What the task asks
Which lines below mention "olika"? Pick each one out.

Given records
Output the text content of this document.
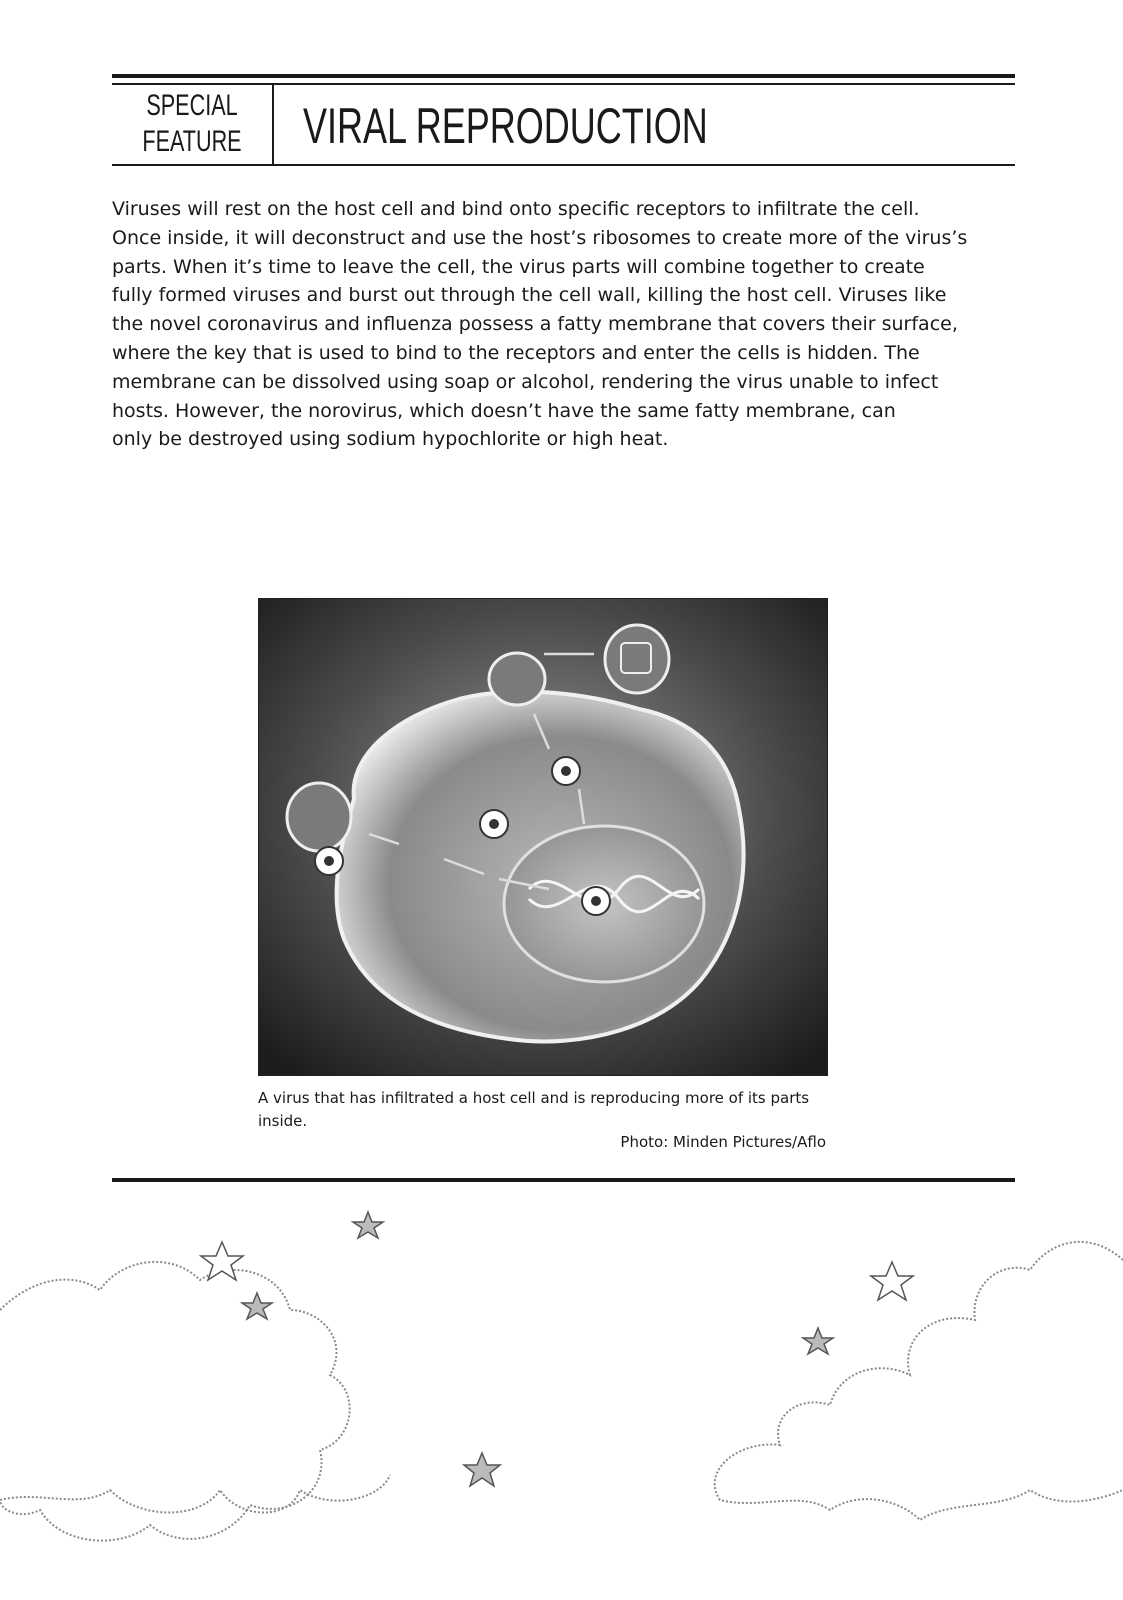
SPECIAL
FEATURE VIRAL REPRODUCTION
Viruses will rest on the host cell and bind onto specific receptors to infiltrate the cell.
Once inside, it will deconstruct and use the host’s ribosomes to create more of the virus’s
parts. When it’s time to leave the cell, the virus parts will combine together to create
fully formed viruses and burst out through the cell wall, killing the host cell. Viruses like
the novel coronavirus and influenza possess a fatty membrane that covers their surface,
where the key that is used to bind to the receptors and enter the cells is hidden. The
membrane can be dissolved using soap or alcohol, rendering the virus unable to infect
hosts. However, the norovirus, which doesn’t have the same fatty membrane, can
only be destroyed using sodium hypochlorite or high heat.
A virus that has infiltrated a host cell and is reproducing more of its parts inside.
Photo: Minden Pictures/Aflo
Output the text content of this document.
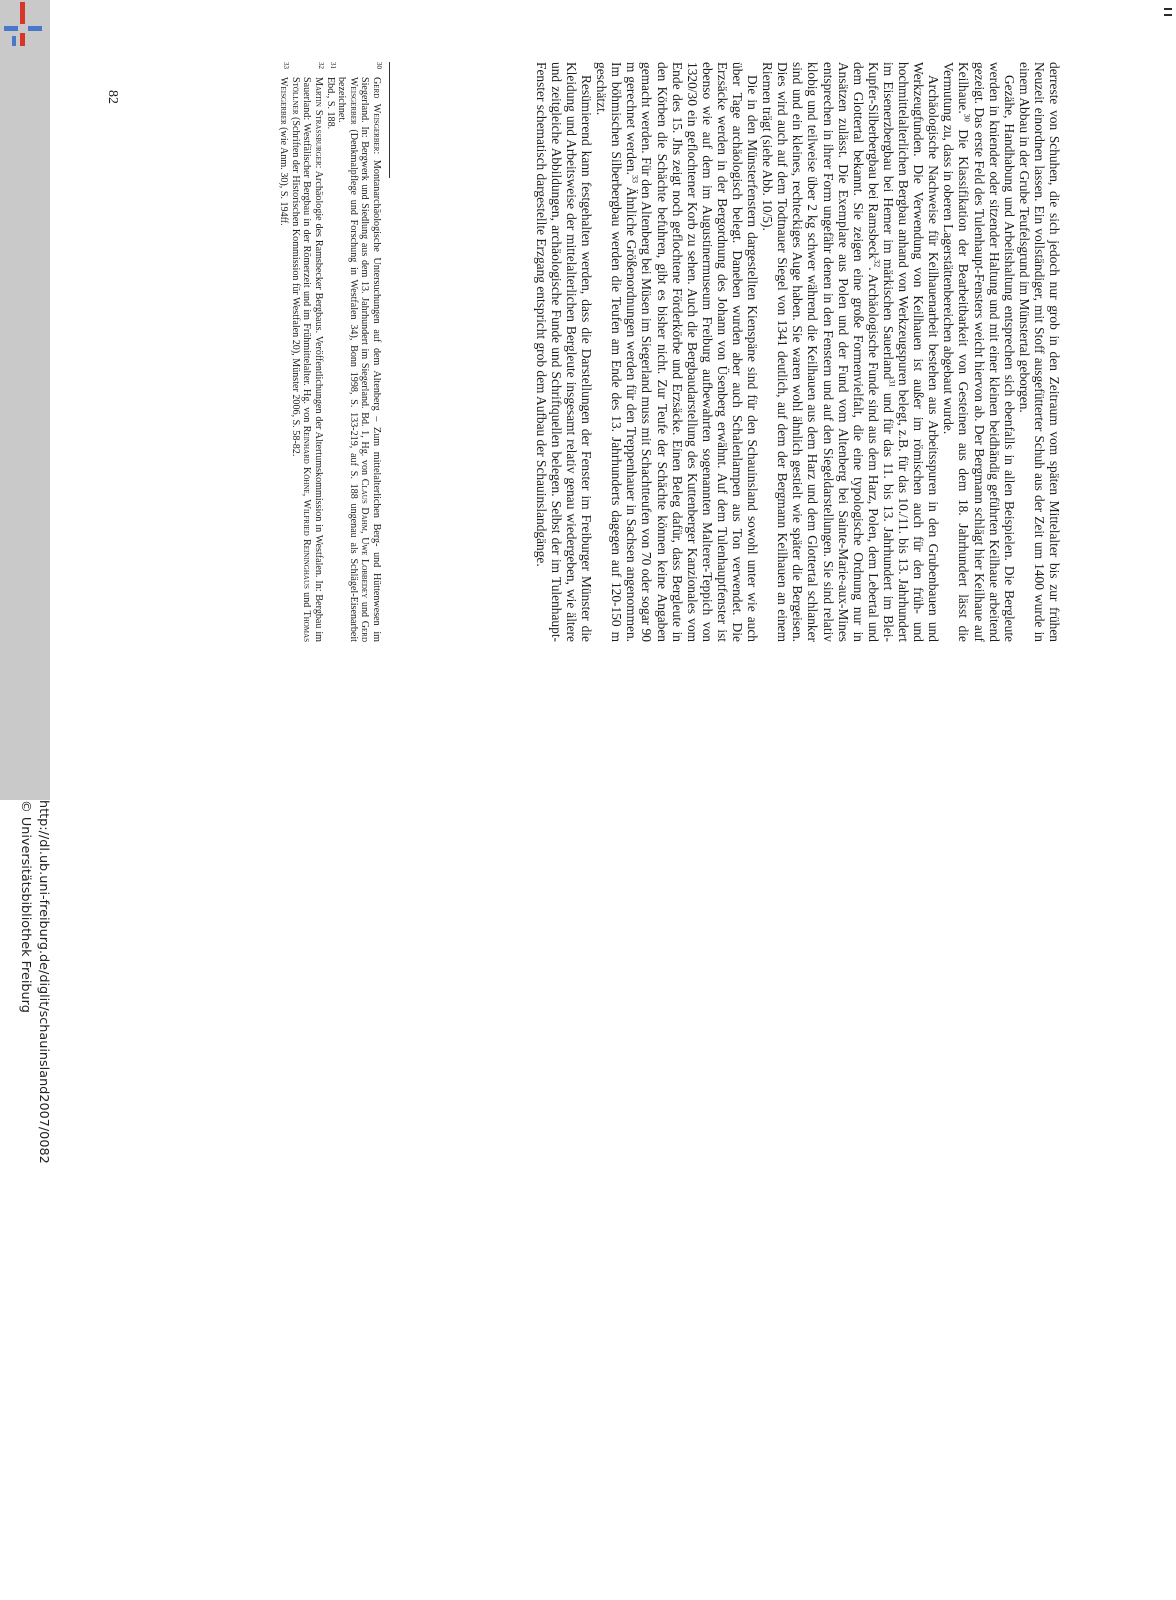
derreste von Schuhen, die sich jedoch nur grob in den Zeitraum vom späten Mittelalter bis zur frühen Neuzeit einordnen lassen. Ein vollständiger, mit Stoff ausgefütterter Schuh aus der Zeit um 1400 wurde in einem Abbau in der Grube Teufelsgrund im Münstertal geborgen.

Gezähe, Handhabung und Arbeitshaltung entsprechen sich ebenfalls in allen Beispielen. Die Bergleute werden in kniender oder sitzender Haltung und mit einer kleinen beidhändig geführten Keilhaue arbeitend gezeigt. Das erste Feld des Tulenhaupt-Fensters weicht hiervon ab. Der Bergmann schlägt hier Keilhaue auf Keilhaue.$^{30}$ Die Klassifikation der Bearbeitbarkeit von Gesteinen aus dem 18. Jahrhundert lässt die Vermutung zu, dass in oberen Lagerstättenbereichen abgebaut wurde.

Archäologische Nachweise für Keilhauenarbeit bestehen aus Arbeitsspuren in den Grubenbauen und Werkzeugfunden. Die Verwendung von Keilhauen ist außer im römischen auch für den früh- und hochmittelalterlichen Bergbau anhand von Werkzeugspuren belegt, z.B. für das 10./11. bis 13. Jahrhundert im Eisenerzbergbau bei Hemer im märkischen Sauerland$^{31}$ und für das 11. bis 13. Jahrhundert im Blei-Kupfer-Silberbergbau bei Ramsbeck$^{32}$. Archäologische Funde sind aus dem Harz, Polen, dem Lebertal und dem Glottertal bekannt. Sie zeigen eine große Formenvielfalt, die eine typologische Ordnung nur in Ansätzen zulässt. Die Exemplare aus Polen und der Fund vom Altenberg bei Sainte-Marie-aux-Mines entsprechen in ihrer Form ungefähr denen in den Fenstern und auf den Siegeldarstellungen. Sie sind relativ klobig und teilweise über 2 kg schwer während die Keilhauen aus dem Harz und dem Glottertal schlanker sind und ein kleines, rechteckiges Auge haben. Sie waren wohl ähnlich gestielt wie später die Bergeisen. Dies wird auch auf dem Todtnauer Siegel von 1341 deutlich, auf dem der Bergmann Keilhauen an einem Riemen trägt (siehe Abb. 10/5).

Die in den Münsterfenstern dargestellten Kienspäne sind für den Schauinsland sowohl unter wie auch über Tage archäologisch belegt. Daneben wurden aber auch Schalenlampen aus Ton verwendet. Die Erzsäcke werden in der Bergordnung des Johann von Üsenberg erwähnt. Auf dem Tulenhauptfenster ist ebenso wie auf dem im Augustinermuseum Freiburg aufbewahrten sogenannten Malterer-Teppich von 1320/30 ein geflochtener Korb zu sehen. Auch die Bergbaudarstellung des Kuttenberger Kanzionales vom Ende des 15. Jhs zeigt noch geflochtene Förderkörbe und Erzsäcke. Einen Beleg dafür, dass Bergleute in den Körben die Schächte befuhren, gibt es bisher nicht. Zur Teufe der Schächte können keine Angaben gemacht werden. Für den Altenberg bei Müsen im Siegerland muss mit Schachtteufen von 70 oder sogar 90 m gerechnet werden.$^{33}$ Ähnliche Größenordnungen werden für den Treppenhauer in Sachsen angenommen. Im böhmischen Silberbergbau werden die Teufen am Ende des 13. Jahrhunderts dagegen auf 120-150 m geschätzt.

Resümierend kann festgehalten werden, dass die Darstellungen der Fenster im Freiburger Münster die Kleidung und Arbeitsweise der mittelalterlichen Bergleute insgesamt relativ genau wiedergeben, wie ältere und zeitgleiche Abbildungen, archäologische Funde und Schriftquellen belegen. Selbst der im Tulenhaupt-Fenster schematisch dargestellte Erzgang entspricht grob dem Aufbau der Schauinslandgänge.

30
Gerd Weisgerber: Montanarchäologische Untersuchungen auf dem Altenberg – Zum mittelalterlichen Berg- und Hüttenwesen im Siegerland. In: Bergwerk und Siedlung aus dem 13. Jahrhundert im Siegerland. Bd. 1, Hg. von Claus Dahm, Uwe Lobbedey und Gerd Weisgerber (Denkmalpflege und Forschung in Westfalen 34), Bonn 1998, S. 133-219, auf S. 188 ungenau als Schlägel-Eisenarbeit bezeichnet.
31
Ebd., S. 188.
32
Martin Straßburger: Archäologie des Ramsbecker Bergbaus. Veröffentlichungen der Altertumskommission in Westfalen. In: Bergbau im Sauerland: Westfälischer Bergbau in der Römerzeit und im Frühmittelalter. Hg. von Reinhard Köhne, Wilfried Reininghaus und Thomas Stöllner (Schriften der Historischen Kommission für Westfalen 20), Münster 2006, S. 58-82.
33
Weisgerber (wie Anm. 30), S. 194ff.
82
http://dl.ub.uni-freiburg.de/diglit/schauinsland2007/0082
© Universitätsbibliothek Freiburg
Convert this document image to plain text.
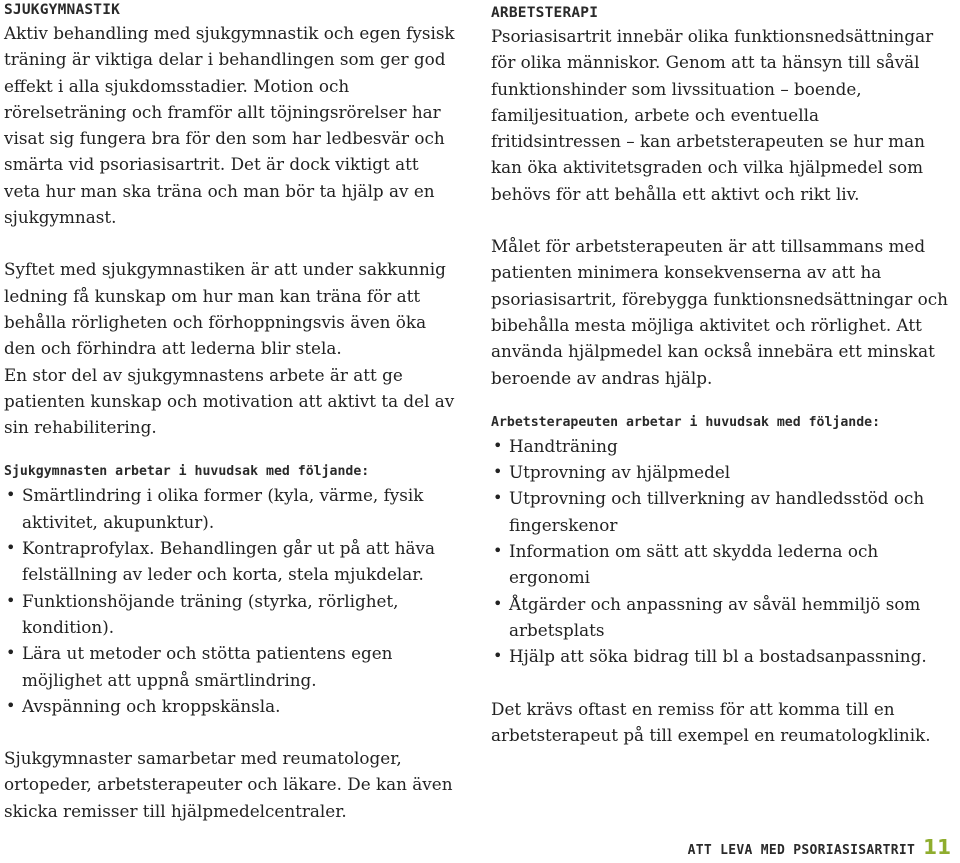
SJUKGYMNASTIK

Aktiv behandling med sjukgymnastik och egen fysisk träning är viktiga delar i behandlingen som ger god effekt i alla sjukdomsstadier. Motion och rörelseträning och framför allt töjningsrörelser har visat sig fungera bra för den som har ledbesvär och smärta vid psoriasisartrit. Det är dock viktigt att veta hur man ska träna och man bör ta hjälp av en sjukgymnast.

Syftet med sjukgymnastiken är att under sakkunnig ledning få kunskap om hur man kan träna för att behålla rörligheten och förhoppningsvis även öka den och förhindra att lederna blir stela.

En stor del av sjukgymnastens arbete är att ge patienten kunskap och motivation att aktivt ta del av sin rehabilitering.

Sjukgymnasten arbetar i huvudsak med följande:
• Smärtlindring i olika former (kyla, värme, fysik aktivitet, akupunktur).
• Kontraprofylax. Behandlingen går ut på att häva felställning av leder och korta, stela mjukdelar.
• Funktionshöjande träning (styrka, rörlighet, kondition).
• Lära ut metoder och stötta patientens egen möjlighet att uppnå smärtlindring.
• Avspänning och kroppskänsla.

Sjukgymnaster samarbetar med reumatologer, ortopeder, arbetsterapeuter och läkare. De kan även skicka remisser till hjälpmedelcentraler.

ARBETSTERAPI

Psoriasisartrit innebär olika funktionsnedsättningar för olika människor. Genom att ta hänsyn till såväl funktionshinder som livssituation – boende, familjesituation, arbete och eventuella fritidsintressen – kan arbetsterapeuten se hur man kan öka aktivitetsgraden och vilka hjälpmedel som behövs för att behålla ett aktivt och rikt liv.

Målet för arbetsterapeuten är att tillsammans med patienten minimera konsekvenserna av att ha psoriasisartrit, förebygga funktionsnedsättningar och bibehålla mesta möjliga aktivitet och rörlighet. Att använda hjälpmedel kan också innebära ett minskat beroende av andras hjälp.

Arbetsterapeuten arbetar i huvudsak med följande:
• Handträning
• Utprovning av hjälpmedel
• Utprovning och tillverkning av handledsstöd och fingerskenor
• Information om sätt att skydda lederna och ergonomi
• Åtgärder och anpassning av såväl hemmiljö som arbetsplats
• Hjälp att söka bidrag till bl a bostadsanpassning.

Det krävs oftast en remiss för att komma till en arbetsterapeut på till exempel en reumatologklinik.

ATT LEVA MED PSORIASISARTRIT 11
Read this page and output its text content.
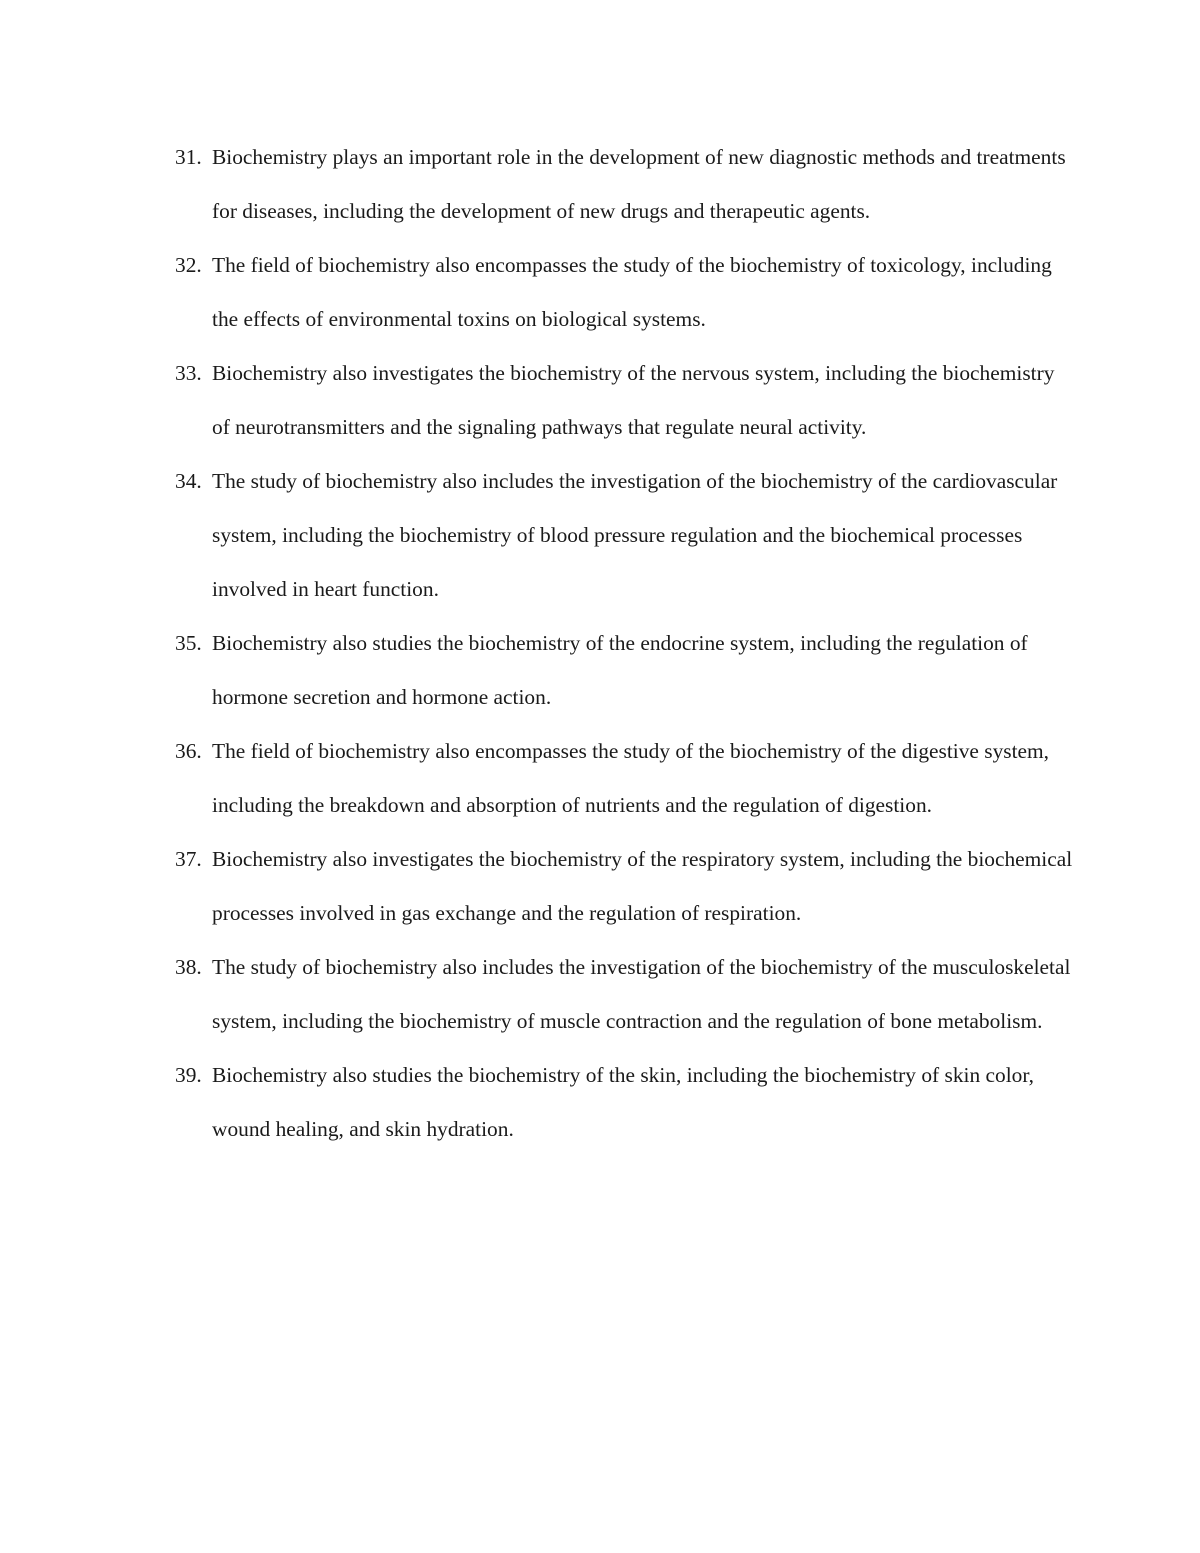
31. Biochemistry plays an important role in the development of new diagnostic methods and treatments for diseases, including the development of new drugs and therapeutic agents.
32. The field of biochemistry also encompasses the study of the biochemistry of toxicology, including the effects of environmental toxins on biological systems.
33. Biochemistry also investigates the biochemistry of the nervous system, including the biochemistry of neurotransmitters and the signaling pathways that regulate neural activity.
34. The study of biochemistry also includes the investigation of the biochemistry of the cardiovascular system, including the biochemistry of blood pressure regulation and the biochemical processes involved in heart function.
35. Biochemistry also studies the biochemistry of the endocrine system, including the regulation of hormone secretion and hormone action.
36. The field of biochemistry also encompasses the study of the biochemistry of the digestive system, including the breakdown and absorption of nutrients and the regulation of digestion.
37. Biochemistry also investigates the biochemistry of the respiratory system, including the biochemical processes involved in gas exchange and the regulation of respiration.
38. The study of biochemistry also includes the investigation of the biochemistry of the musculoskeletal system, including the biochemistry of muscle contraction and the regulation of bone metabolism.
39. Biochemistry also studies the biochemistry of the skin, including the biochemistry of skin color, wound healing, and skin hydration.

Answer for the task
• Smärtlindring i olika former (kyla, värme, fysik aktivitet, akupunktur).
Psoriasisartrit innebär olika funktionsnedsättningar för olika människor. Genom att ta hänsyn till såväl funktionshinder som livssituation – boende, familjesituation, arbete och eventuella fritidsintressen – kan arbetsterapeuten se hur man kan öka aktivitetsgraden och vilka hjälpmedel som behövs för att behålla ett aktivt och rikt liv.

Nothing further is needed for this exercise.